# Your instructions
Gather from the material every line that contains the string "Enumerate".

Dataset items

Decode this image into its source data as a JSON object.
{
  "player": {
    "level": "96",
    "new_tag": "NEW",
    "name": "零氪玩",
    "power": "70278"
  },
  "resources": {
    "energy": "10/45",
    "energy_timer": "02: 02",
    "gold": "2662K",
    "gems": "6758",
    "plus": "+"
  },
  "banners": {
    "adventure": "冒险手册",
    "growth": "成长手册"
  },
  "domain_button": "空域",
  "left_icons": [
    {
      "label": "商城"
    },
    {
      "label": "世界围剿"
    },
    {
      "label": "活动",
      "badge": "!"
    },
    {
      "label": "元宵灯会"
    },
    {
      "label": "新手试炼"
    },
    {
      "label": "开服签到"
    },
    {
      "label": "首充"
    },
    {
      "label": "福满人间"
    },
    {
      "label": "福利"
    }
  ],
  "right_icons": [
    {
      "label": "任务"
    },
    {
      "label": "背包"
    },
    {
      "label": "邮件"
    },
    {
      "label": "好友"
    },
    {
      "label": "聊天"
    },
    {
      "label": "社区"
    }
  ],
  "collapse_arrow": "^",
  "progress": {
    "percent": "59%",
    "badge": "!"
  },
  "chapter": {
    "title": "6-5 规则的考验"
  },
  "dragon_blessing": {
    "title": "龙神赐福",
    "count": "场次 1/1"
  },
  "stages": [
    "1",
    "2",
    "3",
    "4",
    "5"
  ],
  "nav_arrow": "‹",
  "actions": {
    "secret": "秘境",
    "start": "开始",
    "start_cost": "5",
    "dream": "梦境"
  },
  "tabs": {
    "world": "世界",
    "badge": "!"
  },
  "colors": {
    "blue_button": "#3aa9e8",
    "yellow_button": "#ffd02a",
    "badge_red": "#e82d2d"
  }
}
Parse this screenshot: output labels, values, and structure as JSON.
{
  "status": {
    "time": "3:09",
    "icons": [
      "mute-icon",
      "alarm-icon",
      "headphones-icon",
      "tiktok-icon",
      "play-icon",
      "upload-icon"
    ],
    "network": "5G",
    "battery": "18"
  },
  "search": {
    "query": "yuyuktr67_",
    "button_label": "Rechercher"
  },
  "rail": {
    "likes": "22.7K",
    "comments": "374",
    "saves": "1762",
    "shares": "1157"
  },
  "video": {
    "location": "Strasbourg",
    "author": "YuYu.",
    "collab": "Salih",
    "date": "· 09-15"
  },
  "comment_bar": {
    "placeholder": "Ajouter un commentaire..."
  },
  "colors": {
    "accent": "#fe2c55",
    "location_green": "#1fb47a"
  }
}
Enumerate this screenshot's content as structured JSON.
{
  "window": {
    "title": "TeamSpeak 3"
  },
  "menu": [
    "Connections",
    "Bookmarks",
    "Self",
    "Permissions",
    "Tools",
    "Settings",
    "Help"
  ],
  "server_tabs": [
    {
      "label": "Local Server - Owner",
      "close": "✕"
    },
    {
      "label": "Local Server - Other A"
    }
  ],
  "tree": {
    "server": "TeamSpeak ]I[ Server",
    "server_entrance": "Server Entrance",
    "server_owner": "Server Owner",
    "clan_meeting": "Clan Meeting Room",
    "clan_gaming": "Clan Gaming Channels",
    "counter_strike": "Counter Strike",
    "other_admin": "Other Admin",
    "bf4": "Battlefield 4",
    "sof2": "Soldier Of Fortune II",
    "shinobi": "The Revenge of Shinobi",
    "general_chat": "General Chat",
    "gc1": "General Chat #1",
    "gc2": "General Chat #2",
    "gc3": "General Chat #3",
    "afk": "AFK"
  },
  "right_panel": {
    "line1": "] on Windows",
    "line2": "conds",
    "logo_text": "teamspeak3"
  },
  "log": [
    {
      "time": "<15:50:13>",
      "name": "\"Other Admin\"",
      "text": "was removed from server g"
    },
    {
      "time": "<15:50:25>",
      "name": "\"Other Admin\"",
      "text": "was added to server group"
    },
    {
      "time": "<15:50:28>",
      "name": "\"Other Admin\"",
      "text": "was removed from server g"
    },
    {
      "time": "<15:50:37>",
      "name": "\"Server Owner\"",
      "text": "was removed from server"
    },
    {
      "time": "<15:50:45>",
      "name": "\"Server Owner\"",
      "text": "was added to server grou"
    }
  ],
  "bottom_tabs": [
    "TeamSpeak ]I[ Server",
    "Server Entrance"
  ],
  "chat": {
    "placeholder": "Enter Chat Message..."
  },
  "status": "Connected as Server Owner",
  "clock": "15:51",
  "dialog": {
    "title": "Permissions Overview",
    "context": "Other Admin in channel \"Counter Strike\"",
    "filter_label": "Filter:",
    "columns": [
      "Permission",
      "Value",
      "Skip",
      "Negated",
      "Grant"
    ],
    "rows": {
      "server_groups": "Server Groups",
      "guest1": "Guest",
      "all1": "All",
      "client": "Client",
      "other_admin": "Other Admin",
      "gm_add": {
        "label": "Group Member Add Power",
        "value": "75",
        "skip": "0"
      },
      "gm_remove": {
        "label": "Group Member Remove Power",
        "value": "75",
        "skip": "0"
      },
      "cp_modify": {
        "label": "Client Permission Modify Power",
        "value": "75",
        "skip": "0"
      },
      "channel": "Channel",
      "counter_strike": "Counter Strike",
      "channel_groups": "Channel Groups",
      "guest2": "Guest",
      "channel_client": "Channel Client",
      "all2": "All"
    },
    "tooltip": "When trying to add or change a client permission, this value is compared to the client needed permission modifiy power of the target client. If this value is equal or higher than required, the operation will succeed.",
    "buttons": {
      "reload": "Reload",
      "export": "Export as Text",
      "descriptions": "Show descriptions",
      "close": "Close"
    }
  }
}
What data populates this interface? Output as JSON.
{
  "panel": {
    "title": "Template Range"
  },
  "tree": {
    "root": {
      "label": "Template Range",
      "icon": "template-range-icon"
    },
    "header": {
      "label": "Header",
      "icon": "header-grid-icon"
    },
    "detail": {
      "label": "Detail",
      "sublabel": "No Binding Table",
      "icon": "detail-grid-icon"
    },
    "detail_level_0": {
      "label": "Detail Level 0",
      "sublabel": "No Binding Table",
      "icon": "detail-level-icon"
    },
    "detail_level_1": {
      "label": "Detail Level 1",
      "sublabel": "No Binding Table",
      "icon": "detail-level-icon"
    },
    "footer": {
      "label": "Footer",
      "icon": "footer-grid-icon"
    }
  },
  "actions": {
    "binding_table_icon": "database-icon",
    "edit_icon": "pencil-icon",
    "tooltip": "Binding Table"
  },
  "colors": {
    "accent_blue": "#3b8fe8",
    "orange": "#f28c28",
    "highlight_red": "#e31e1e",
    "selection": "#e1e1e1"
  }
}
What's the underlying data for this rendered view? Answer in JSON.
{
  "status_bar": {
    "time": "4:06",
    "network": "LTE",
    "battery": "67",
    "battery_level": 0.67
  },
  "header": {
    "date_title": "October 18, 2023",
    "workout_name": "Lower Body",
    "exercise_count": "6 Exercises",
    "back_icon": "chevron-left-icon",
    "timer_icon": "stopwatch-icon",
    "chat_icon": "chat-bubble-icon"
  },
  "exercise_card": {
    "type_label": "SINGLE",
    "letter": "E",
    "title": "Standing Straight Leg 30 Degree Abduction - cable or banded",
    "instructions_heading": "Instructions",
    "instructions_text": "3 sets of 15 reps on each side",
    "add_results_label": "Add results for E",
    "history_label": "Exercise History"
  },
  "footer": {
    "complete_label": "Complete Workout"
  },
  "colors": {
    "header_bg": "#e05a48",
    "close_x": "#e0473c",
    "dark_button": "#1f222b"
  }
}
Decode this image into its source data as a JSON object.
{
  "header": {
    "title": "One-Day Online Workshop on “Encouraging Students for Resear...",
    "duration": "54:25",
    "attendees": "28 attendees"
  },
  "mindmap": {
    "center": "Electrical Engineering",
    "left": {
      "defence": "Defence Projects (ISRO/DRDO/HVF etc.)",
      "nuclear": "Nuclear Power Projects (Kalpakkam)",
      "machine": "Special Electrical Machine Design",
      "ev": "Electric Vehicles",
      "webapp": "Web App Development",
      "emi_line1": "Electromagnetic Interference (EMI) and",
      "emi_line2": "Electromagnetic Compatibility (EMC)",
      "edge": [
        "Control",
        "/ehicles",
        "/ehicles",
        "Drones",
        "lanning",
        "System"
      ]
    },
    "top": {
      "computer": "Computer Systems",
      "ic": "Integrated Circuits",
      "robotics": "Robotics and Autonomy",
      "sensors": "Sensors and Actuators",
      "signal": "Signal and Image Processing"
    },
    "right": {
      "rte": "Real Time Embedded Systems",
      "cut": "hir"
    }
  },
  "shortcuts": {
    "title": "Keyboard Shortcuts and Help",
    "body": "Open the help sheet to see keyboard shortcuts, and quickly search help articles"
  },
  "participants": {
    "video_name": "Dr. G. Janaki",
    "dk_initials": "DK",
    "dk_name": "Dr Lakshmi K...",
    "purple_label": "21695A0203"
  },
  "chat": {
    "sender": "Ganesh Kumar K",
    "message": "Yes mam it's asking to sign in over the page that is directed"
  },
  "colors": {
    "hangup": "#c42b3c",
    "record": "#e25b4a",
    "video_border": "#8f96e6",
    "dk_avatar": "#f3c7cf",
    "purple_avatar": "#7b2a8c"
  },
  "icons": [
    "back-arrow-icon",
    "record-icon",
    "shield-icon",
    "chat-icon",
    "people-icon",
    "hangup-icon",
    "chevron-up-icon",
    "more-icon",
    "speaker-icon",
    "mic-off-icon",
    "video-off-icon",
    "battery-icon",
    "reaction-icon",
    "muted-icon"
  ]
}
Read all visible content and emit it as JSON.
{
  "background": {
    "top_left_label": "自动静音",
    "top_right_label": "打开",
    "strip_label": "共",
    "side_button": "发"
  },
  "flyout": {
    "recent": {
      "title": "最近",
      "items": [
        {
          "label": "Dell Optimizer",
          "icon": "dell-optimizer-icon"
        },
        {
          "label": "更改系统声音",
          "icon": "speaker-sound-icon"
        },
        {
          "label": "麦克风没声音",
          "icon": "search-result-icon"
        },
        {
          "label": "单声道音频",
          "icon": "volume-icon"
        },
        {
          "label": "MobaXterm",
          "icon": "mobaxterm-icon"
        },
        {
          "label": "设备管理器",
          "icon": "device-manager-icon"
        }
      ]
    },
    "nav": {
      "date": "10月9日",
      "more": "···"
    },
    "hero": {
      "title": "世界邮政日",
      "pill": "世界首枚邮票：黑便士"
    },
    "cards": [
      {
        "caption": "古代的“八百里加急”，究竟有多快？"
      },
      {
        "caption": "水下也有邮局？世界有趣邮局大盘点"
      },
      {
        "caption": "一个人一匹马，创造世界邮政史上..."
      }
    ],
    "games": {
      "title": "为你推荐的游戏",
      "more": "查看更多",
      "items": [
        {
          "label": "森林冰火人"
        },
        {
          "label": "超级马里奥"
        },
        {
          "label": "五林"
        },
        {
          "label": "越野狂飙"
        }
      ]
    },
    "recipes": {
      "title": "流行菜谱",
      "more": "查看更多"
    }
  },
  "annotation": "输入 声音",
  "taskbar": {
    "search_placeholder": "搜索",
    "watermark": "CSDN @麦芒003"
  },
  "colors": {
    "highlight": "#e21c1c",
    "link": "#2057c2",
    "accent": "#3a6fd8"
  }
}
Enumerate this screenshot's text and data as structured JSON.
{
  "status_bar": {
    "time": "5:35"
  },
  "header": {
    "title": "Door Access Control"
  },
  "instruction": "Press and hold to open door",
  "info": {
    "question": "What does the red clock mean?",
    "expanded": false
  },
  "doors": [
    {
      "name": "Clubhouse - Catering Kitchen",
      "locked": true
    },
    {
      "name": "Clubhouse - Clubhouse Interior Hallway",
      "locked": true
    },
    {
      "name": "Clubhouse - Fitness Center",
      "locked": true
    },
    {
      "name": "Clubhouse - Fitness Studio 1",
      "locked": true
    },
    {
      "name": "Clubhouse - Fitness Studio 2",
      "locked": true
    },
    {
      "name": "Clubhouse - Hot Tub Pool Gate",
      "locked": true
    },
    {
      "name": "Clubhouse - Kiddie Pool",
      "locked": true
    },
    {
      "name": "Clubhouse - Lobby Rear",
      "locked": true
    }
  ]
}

# Task solution
Enumerate this screenshot's content as structured JSON.
Enumerate this screenshot's text and data as structured JSON.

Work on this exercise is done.